> _Required work_:
Gather up every line that includes the string "regelmatig".
--- Supplied material ---
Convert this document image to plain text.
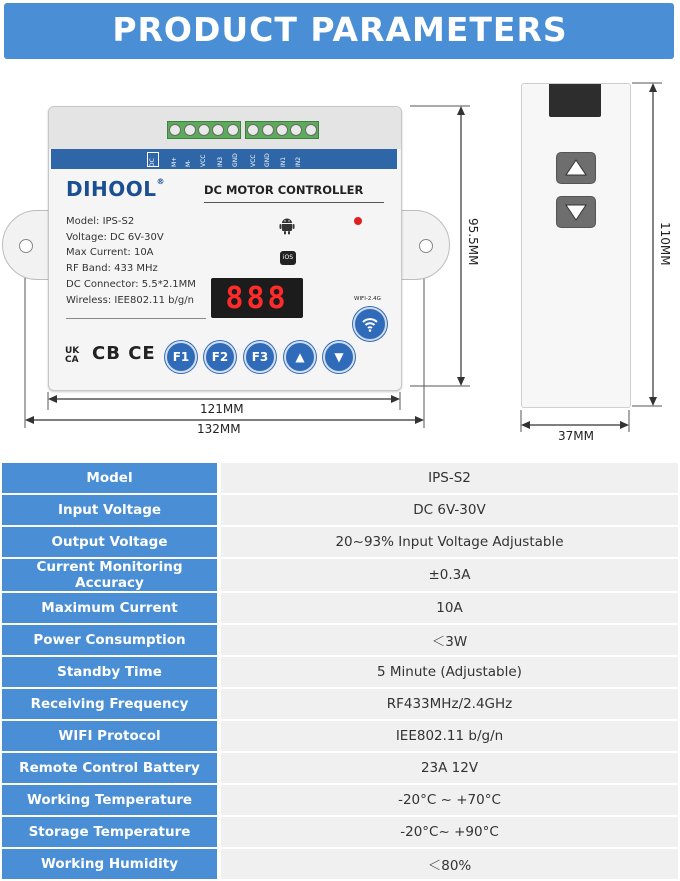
PRODUCT PARAMETERS
DC	M+ M- VCC IN3 GND VCC GND IN1 IN2
DIHOOL®
DC MOTOR CONTROLLER
Model: IPS-S2
Voltage: DC 6V-30V
Max Current: 10A
RF Band: 433 MHz
DC Connector: 5.5*2.1MM
Wireless: IEE802.11 b/g/n
iOS
888	WIFI-2.4G
UK
CA CB CE	F1	F2	F3	▲	▼
95.5MM
121MM
132MM
110MM
37MM
Model	IPS-S2
Input Voltage	DC 6V-30V
Output Voltage	20~93% Input Voltage Adjustable
Current Monitoring Accuracy	±0.3A
Maximum Current	10A
Power Consumption	＜3W
Standby Time	5 Minute (Adjustable)
Receiving Frequency	RF433MHz/2.4GHz
WIFI Protocol	IEE802.11 b/g/n
Remote Control Battery	23A 12V
Working Temperature	-20°C ~ +70°C
Storage Temperature	-20°C~ +90°C
Working Humidity	＜80%
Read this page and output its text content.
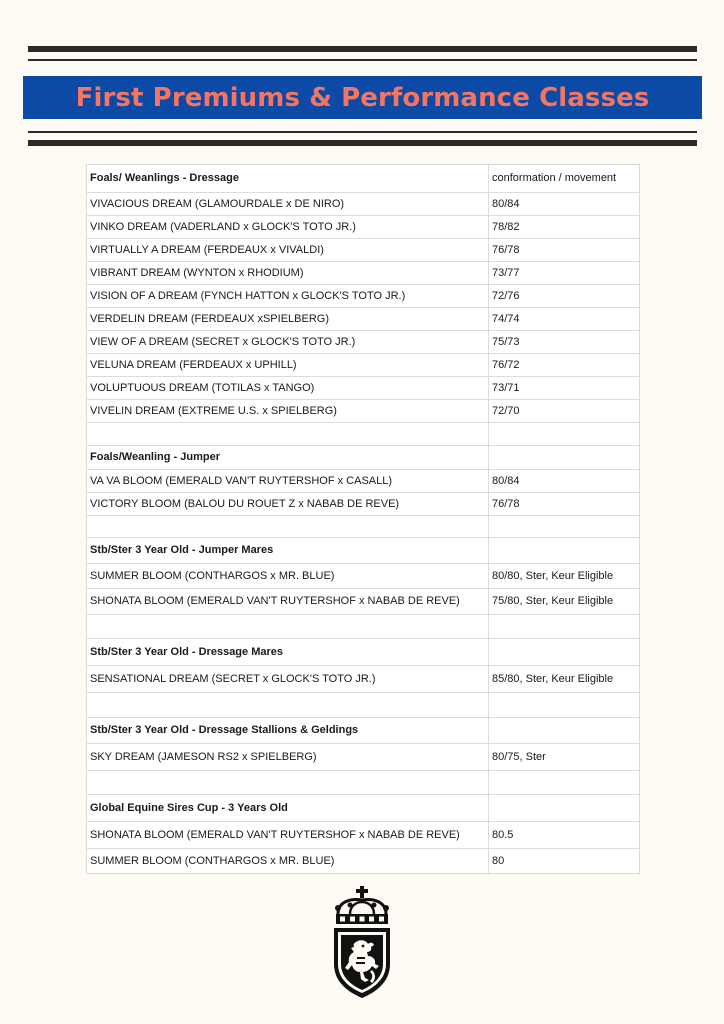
First Premiums & Performance Classes
Foals/ Weanlings - Dressage	conformation / movement
VIVACIOUS DREAM (GLAMOURDALE x DE NIRO)	80/84
VINKO DREAM (VADERLAND x GLOCK'S TOTO JR.)	78/82
VIRTUALLY A DREAM (FERDEAUX x VIVALDI)	76/78
VIBRANT DREAM (WYNTON x RHODIUM)	73/77
VISION OF A DREAM (FYNCH HATTON x GLOCK'S TOTO JR.)	72/76
VERDELIN DREAM (FERDEAUX xSPIELBERG)	74/74
VIEW OF A DREAM (SECRET x GLOCK'S TOTO JR.)	75/73
VELUNA DREAM (FERDEAUX x UPHILL)	76/72
VOLUPTUOUS DREAM (TOTILAS x TANGO)	73/71
VIVELIN DREAM (EXTREME U.S. x SPIELBERG)	72/70

Foals/Weanling - Jumper	
VA VA BLOOM (EMERALD VAN'T RUYTERSHOF x CASALL)	80/84
VICTORY BLOOM (BALOU DU ROUET Z x NABAB DE REVE)	76/78

Stb/Ster 3 Year Old - Jumper Mares	
SUMMER BLOOM (CONTHARGOS x MR. BLUE)	80/80, Ster, Keur Eligible
SHONATA BLOOM (EMERALD VAN'T RUYTERSHOF x NABAB DE REVE)	75/80, Ster, Keur Eligible

Stb/Ster 3 Year Old - Dressage Mares	
SENSATIONAL DREAM (SECRET x GLOCK'S TOTO JR.)	85/80, Ster, Keur Eligible

Stb/Ster 3 Year Old - Dressage Stallions & Geldings	
SKY DREAM (JAMESON RS2 x SPIELBERG)	80/75, Ster

Global Equine Sires Cup - 3 Years Old	
SHONATA BLOOM (EMERALD VAN'T RUYTERSHOF x NABAB DE REVE)	80.5
SUMMER BLOOM (CONTHARGOS x MR. BLUE)	80
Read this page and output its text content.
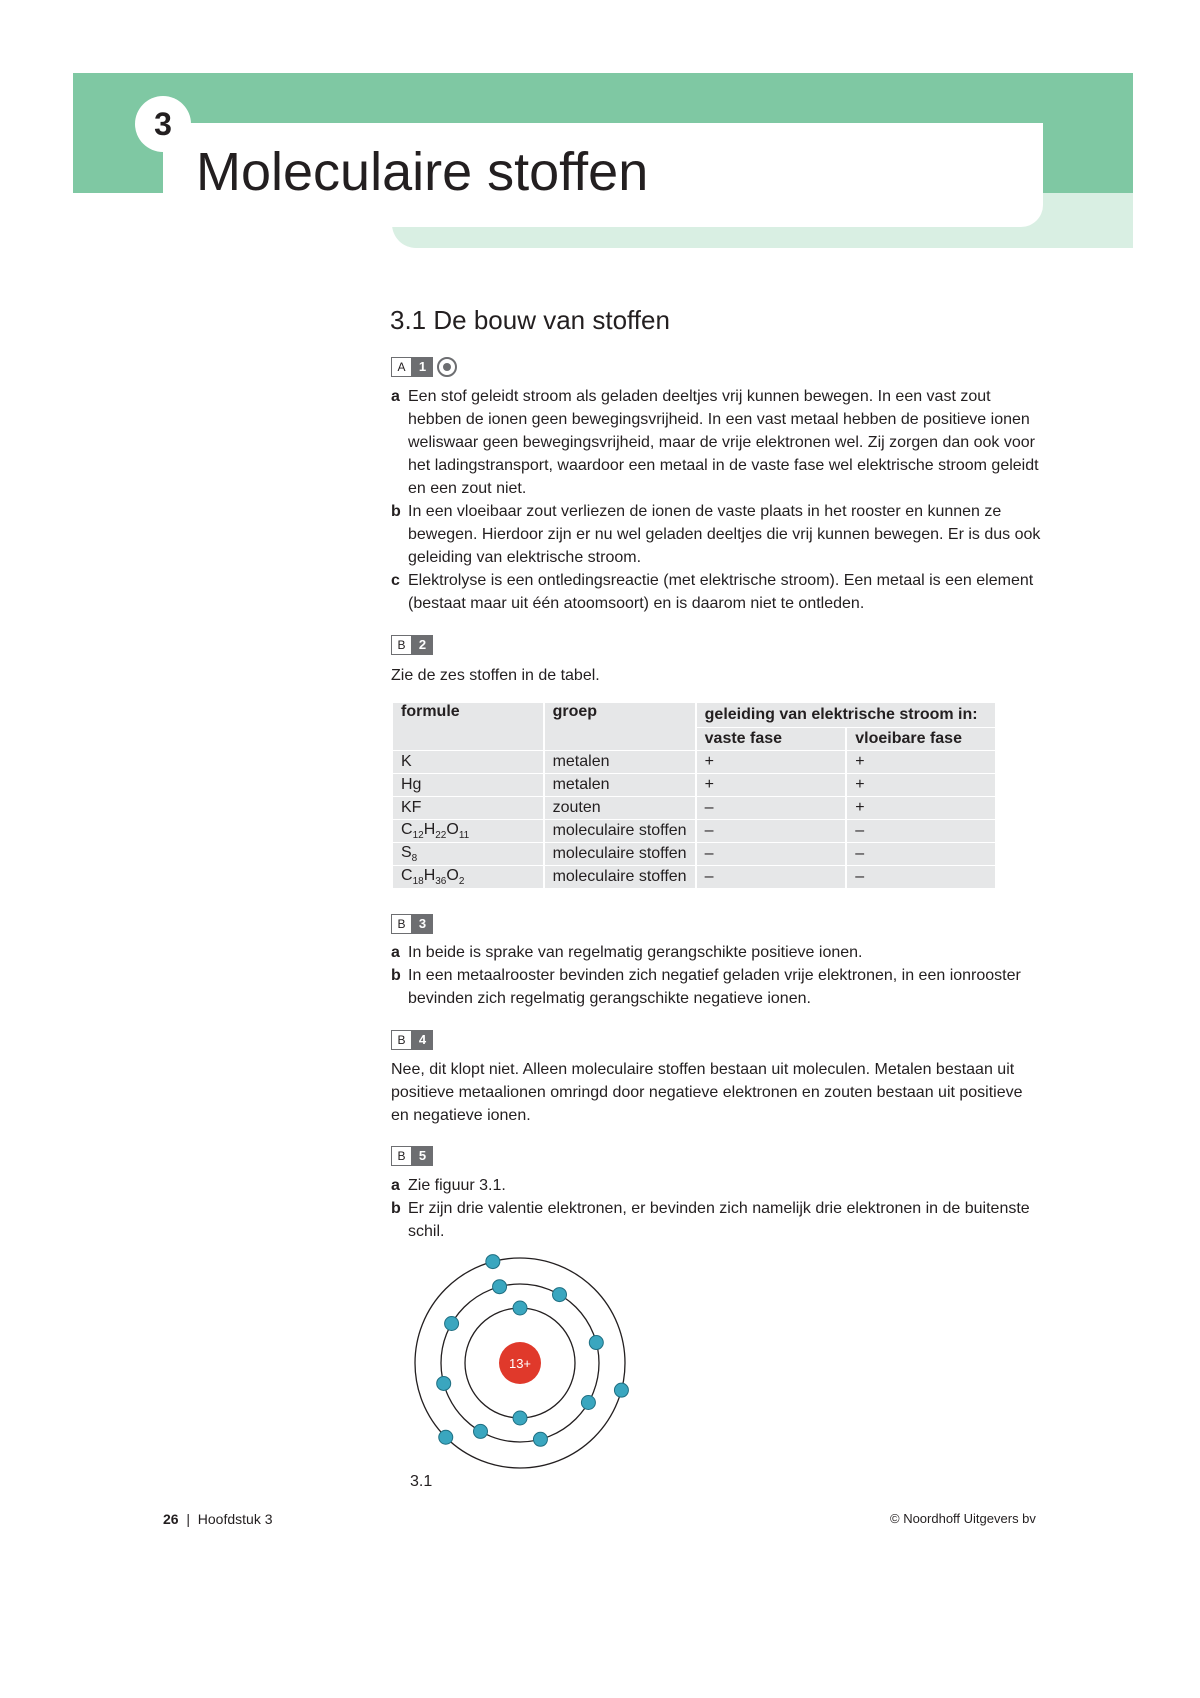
3
Moleculaire stoffen
3.1 De bouw van stoffen
A	1
a Een stof geleidt stroom als geladen deeltjes vrij kunnen bewegen. In een vast zout hebben de ionen geen bewegingsvrijheid. In een vast metaal hebben de positieve ionen weliswaar geen bewegingsvrijheid, maar de vrije elektronen wel. Zij zorgen dan ook voor het ladingstransport, waardoor een metaal in de vaste fase wel elektrische stroom geleidt en een zout niet.
b In een vloeibaar zout verliezen de ionen de vaste plaats in het rooster en kunnen ze bewegen. Hierdoor zijn er nu wel geladen deeltjes die vrij kunnen bewegen. Er is dus ook geleiding van elektrische stroom.
c Elektrolyse is een ontledingsreactie (met elektrische stroom). Een metaal is een element (bestaat maar uit één atoomsoort) en is daarom niet te ontleden.
B	2
Zie de zes stoffen in de tabel.
formule	groep	geleiding van elektrische stroom in:	
		vaste fase	vloeibare fase
K	metalen	+	+
Hg	metalen	+	+
KF	zouten	–	+
$C_{12}H_{22}O_{11}$	moleculaire stoffen	–	–
$S_8$	moleculaire stoffen	–	–
$C_{18}H_{36}O_2$	moleculaire stoffen	–	–
B	3
a In beide is sprake van regelmatig gerangschikte positieve ionen.
b In een metaalrooster bevinden zich negatief geladen vrije elektronen, in een ionrooster bevinden zich regelmatig gerangschikte negatieve ionen.
B	4

Nee, dit klopt niet. Alleen moleculaire stoffen bestaan uit moleculen. Metalen bestaan uit positieve metaalionen omringd door negatieve elektronen en zouten bestaan uit positieve en negatieve ionen.

B	5
a Zie figuur 3.1.
b Er zijn drie valentie elektronen, er bevinden zich namelijk drie elektronen in de buitenste schil.
13+
3.1
26  |  Hoofdstuk 3	© Noordhoff Uitgevers bv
---
> _Reply_:
a In beide is sprake van regelmatig gerangschikte positieve ionen.
b In een metaalrooster bevinden zich negatief geladen vrije elektronen, in een ionrooster bevinden zich regelmatig gerangschikte negatieve ionen.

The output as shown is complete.